> _Given data_:
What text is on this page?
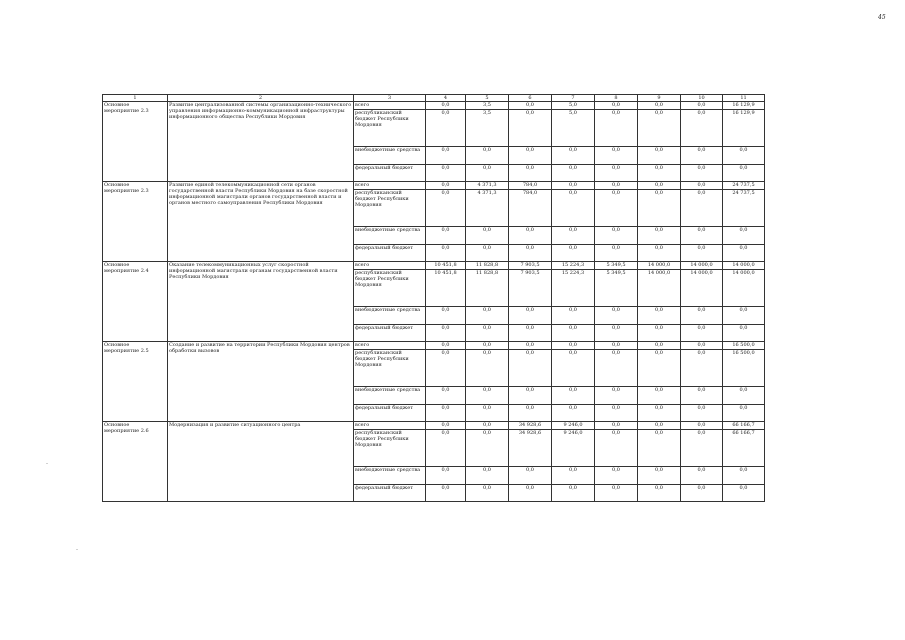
45
1	2	3	4	5	6	7	8	9	10	11
Основное мероприятие 2.3	Развитие централизованной системы организационно-технического управления информационно-коммуникационной инфраструктуры информационного общества Республики Мордовия	всего	0,0	3,5	0,0	5,0	0,0	0,0	0,0	16 129,9
		республиканский бюджет Республики Мордовия	0,0	3,5	0,0	5,0	0,0	0,0	0,0	16 129,9
		внебюджетные средства	0,0	0,0	0,0	0,0	0,0	0,0	0,0	0,0
		федеральный бюджет	0,0	0,0	0,0	0,0	0,0	0,0	0,0	0,0
Основное мероприятие 2.3	Развитие единой телекоммуникационной сети органов государственной власти Республики Мордовия на базе скоростной информационной магистрали органов государственной власти и органов местного самоуправления Республики Мордовия	всего	0,0	4 371,3	784,0	0,0	0,0	0,0	0,0	24 737,5
		республиканский бюджет Республики Мордовия	0,0	4 371,3	784,0	0,0	0,0	0,0	0,0	24 737,5
		внебюджетные средства	0,0	0,0	0,0	0,0	0,0	0,0	0,0	0,0
		федеральный бюджет	0,0	0,0	0,0	0,0	0,0	0,0	0,0	0,0
Основное мероприятие 2.4	Оказание телекоммуникационных услуг скоростной информационной магистрали органам государственной власти Республики Мордовия	всего	10 451,8	11 828,8	7 903,5	15 224,3	5 349,5	14 000,0	14 000,0	14 000,0
		республиканский бюджет Республики Мордовия	10 451,8	11 828,8	7 903,5	15 224,3	5 349,5	14 000,0	14 000,0	14 000,0
		внебюджетные средства	0,0	0,0	0,0	0,0	0,0	0,0	0,0	0,0
		федеральный бюджет	0,0	0,0	0,0	0,0	0,0	0,0	0,0	0,0
Основное мероприятие 2.5	Создание и развитие на территории Республики Мордовия центров обработки вызовов	всего	0,0	0,0	0,0	0,0	0,0	0,0	0,0	16 500,0
		республиканский бюджет Республики Мордовия	0,0	0,0	0,0	0,0	0,0	0,0	0,0	16 500,0
		внебюджетные средства	0,0	0,0	0,0	0,0	0,0	0,0	0,0	0,0
		федеральный бюджет	0,0	0,0	0,0	0,0	0,0	0,0	0,0	0,0
Основное мероприятие 2.6	Модернизация и развитие ситуационного центра	всего	0,0	0,0	34 928,6	9 246,0	0,0	0,0	0,0	66 166,7
		республиканский бюджет Республики Мордовия	0,0	0,0	34 928,6	9 246,0	0,0	0,0	0,0	66 166,7
		внебюджетные средства	0,0	0,0	0,0	0,0	0,0	0,0	0,0	0,0
		федеральный бюджет	0,0	0,0	0,0	0,0	0,0	0,0	0,0	0,0
-
-
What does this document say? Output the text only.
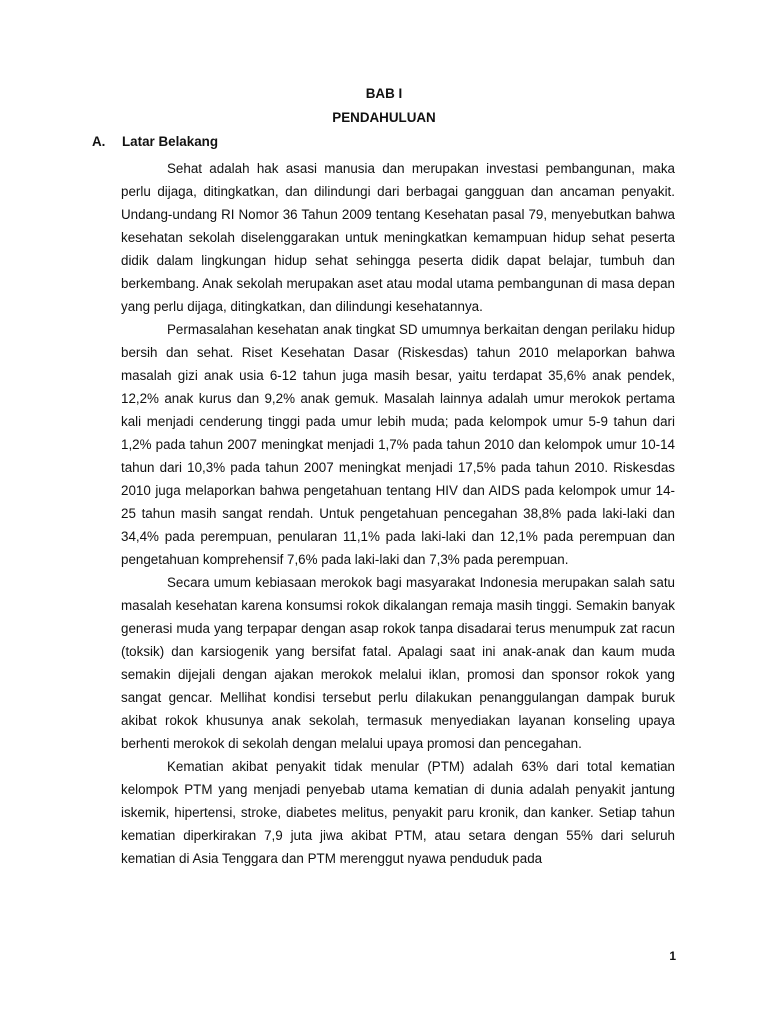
BAB I
PENDAHULUAN
A.	Latar Belakang

Sehat adalah hak asasi manusia dan merupakan investasi pembangunan, maka perlu dijaga, ditingkatkan, dan dilindungi dari berbagai gangguan dan ancaman penyakit. Undang-undang RI Nomor 36 Tahun 2009 tentang Kesehatan pasal 79, menyebutkan bahwa kesehatan sekolah diselenggarakan untuk meningkatkan kemampuan hidup sehat peserta didik dalam lingkungan hidup sehat sehingga peserta didik dapat belajar, tumbuh dan berkembang. Anak sekolah merupakan aset atau modal utama pembangunan di masa depan yang perlu dijaga, ditingkatkan, dan dilindungi kesehatannya.

Permasalahan kesehatan anak tingkat SD umumnya berkaitan dengan perilaku hidup bersih dan sehat. Riset Kesehatan Dasar (Riskesdas) tahun 2010 melaporkan bahwa masalah gizi anak usia 6-12 tahun juga masih besar, yaitu terdapat 35,6% anak pendek, 12,2% anak kurus dan 9,2% anak gemuk. Masalah lainnya adalah umur merokok pertama kali menjadi cenderung tinggi pada umur lebih muda; pada kelompok umur 5-9 tahun dari 1,2% pada tahun 2007 meningkat menjadi 1,7% pada tahun 2010 dan kelompok umur 10-14 tahun dari 10,3% pada tahun 2007 meningkat menjadi 17,5% pada tahun 2010. Riskesdas 2010 juga melaporkan bahwa pengetahuan tentang HIV dan AIDS pada kelompok umur 14-25 tahun masih sangat rendah. Untuk pengetahuan pencegahan 38,8% pada laki-laki dan 34,4% pada perempuan, penularan 11,1% pada laki-laki dan 12,1% pada perempuan dan pengetahuan komprehensif 7,6% pada laki-laki dan 7,3% pada perempuan.

Secara umum kebiasaan merokok bagi masyarakat Indonesia merupakan salah satu masalah kesehatan karena konsumsi rokok dikalangan remaja masih tinggi. Semakin banyak generasi muda yang terpapar dengan asap rokok tanpa disadarai terus menumpuk zat racun (toksik) dan karsiogenik yang bersifat fatal. Apalagi saat ini anak-anak dan kaum muda semakin dijejali dengan ajakan merokok melalui iklan, promosi dan sponsor rokok yang sangat gencar. Mellihat kondisi tersebut perlu dilakukan penanggulangan dampak buruk akibat rokok khusunya anak sekolah, termasuk menyediakan layanan konseling upaya berhenti merokok di sekolah dengan melalui upaya promosi dan pencegahan.

Kematian akibat penyakit tidak menular (PTM) adalah 63% dari total kematian kelompok PTM yang menjadi penyebab utama kematian di dunia adalah penyakit jantung iskemik, hipertensi, stroke, diabetes melitus, penyakit paru kronik, dan kanker. Setiap tahun kematian diperkirakan 7,9 juta jiwa akibat PTM, atau setara dengan 55% dari seluruh kematian di Asia Tenggara dan PTM merenggut nyawa penduduk pada

1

> _Exercise details_:
Every line of the listing that holds "text" should be found and copied.

> _Complete answer_:
What text is on this page?
What does this document say? Output the text only.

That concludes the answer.